TASK DETAILS → Transcribe the whole listing without a single picture.

# # # #

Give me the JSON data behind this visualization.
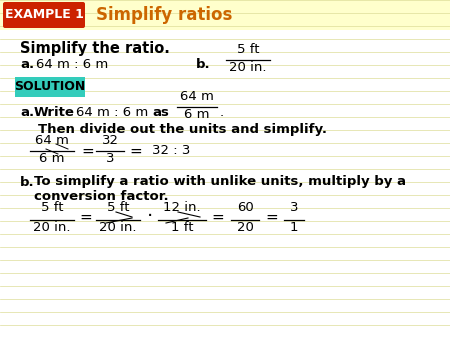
{
  "bg_color": "#fffff5",
  "header_bg": "#ffffcc",
  "example_box_color": "#cc2200",
  "example_box_text": "EXAMPLE 1",
  "example_box_text_color": "#ffffff",
  "title_text": "Simplify ratios",
  "title_color": "#cc6600",
  "solution_bg": "#33ccbb",
  "solution_text": "SOLUTION",
  "solution_text_color": "#000000",
  "line_color": "#dddd99",
  "text_color": "#000000",
  "white_bg": "#ffffff"
}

# # # #

THE RESPONSE →
Give me the JSON data behind this visualization.
{
  "bg_color": "#fffff5",
  "header_bg": "#ffffcc",
  "example_box_color": "#cc2200",
  "example_box_text": "EXAMPLE 1",
  "example_box_text_color": "#ffffff",
  "title_text": "Simplify ratios",
  "title_color": "#cc6600",
  "solution_bg": "#33ccbb",
  "solution_text": "SOLUTION",
  "solution_text_color": "#000000",
  "line_color": "#dddd99",
  "text_color": "#000000",
  "white_bg": "#ffffff"
}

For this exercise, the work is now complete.